Exercise directions = Sort through the data and copy the lines holding the word "displayed".
## Begin Material to process
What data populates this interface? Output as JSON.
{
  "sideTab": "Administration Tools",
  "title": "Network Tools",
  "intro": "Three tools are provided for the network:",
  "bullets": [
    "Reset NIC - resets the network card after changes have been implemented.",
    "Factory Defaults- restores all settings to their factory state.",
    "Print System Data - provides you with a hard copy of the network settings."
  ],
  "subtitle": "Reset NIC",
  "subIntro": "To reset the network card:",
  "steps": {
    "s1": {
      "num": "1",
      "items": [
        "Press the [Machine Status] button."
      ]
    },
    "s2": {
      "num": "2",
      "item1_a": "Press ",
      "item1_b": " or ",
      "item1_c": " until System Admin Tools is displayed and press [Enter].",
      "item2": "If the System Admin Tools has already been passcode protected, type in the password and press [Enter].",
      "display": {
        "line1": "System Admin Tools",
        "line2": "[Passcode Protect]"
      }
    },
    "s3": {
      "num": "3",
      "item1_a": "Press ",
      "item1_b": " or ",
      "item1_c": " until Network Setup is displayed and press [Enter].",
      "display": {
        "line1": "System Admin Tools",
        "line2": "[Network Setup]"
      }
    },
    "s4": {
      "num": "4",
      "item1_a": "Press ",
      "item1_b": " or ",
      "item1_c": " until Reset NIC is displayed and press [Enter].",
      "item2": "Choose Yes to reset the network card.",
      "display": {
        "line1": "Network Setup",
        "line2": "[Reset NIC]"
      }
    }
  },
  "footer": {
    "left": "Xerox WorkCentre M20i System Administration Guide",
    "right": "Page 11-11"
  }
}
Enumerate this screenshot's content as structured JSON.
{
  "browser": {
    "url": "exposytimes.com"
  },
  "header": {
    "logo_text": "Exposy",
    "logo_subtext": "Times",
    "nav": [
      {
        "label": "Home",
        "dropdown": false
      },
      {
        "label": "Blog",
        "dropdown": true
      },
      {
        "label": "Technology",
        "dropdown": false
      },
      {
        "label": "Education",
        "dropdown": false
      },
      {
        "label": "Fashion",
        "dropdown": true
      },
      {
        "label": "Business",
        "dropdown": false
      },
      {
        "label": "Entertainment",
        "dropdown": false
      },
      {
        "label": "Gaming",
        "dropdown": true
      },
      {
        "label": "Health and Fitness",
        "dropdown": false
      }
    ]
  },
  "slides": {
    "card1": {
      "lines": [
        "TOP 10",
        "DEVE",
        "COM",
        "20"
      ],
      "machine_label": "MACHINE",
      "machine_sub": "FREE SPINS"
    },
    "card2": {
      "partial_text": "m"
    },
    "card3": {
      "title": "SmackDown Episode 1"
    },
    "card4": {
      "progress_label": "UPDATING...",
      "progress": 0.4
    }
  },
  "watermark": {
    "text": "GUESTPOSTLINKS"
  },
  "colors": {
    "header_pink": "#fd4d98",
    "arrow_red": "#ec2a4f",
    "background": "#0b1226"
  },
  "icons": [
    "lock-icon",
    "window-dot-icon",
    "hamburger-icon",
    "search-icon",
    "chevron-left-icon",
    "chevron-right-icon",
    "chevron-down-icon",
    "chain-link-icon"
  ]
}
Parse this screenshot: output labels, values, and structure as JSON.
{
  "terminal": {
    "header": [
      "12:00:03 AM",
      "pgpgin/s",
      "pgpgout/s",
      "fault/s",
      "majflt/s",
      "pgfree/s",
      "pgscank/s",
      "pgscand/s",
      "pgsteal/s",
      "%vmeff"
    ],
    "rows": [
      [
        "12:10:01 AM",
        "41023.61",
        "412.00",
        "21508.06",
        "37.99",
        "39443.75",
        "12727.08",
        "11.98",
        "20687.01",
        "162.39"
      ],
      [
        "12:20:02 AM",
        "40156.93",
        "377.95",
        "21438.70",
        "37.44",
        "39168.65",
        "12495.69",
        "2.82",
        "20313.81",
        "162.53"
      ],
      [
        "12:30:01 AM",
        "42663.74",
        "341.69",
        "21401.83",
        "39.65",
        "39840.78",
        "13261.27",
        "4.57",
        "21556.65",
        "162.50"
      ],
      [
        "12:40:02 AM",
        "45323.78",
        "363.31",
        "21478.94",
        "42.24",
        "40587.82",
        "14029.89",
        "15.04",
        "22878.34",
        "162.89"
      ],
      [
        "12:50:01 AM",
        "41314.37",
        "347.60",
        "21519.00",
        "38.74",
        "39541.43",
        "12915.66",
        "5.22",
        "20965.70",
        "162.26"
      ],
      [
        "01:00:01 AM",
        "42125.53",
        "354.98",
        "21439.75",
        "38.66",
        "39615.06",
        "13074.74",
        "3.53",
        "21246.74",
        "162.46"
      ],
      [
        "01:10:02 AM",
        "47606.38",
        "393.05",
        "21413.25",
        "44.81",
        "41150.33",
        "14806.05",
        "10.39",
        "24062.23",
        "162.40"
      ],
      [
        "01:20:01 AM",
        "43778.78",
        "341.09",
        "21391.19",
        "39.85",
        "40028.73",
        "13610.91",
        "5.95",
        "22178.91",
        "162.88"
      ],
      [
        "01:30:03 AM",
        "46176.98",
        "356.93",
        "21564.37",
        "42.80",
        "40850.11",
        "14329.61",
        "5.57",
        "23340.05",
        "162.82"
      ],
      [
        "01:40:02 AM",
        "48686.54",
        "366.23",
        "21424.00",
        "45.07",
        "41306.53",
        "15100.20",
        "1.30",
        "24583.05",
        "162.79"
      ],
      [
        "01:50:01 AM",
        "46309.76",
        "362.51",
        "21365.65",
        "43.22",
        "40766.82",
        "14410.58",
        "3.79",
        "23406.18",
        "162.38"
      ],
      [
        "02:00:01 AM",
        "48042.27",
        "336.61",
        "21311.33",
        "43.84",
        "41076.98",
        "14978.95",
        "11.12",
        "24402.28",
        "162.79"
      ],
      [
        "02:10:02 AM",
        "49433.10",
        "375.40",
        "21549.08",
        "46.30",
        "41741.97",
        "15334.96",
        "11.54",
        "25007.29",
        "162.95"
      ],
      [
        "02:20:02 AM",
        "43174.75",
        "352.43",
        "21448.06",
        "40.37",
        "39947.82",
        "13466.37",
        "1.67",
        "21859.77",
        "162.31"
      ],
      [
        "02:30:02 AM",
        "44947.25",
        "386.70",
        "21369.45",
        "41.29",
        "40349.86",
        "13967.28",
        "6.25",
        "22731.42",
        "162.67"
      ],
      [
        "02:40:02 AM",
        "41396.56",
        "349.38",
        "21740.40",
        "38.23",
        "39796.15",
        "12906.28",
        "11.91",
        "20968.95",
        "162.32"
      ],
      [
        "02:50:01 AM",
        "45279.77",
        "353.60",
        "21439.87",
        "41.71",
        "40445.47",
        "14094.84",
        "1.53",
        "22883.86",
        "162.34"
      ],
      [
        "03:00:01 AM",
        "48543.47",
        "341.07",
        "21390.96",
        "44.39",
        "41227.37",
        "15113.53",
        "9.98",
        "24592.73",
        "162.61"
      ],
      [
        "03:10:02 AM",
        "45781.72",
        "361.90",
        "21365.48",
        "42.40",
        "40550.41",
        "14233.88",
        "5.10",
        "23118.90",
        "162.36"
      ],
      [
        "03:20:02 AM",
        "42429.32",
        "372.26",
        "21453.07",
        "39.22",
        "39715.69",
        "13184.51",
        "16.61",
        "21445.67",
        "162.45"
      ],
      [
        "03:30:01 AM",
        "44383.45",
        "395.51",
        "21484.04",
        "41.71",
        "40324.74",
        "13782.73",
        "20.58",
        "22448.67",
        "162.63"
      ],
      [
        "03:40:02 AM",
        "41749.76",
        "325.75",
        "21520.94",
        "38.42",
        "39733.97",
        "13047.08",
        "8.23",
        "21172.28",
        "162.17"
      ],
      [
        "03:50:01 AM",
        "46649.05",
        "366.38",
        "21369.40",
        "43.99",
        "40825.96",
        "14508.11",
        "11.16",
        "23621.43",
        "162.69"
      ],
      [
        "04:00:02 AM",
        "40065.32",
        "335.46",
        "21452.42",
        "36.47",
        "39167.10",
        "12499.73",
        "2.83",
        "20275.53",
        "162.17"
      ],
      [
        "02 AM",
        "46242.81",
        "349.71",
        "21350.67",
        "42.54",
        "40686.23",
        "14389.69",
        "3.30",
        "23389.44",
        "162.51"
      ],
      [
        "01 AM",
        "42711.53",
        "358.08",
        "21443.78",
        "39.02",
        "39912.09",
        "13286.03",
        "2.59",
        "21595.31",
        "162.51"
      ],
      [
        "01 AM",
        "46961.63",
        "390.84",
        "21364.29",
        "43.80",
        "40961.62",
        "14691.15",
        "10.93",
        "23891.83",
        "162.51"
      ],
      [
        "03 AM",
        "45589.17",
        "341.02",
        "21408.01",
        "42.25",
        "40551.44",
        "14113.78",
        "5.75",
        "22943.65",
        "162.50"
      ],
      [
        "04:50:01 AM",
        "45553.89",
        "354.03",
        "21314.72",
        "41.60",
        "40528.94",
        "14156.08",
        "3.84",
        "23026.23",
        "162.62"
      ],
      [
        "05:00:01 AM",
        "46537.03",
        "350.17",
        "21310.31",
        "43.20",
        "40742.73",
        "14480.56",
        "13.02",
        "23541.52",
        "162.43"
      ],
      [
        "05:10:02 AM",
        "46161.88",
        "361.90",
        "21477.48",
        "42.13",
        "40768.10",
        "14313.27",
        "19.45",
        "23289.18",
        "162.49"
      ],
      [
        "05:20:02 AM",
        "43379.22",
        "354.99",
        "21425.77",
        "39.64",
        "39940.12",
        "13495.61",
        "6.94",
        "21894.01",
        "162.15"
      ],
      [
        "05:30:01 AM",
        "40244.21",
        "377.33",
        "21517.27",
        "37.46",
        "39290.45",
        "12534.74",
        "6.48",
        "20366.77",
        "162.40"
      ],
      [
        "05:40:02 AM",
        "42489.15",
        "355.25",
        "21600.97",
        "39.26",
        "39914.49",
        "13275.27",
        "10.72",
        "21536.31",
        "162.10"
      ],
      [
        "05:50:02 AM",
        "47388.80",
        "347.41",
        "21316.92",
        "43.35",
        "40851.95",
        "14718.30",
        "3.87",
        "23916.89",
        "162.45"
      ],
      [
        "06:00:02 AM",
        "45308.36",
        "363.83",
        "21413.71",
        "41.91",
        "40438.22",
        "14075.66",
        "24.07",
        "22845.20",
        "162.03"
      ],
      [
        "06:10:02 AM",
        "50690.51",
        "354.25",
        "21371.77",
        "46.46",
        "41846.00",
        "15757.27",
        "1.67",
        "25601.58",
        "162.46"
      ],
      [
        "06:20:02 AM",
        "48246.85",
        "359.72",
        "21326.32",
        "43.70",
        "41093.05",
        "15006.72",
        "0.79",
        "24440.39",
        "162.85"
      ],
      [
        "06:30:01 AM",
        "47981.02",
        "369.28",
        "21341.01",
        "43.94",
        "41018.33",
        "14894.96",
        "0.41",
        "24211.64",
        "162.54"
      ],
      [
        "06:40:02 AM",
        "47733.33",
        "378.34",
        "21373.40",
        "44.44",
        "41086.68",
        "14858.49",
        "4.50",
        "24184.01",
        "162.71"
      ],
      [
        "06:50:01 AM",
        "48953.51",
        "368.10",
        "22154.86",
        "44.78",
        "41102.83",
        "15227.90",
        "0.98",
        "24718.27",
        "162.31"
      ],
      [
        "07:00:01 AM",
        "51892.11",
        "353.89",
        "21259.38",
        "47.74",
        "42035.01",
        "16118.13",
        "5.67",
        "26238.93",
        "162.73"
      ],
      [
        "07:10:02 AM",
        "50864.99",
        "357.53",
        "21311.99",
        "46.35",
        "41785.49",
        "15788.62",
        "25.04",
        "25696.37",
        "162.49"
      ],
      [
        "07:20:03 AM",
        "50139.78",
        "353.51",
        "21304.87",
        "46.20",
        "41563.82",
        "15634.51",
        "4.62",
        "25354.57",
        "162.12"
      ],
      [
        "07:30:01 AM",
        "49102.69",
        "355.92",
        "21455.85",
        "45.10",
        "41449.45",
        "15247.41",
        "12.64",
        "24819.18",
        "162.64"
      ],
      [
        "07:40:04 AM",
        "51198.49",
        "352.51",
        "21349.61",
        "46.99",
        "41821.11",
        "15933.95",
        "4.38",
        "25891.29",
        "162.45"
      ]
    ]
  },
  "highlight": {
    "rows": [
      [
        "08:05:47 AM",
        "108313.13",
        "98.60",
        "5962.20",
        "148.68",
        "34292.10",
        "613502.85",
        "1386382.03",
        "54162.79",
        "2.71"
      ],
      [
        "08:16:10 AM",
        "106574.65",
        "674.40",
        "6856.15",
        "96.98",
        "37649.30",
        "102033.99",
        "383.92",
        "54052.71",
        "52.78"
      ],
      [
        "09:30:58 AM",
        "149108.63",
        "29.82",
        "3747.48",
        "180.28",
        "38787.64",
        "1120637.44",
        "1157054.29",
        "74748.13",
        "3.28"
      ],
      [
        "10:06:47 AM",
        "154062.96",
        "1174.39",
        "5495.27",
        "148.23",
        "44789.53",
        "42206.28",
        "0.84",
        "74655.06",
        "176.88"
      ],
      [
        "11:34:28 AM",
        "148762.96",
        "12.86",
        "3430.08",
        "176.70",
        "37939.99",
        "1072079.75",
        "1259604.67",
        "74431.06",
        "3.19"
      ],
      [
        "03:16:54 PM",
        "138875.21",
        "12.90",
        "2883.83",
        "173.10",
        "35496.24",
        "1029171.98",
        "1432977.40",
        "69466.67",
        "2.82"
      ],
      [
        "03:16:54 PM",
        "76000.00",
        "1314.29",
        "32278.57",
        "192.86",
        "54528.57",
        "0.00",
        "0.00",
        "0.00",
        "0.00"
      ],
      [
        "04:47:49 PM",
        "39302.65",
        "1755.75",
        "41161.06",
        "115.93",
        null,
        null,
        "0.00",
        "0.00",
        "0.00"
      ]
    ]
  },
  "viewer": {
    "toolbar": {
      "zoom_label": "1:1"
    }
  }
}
## End Material to process
Exercise solution =
      "item1_c": " until System Admin Tools is displayed and press [Enter].",
      "item1_c": " until Network Setup is displayed and press [Enter].",
      "item1_c": " until Reset NIC is displayed and press [Enter].",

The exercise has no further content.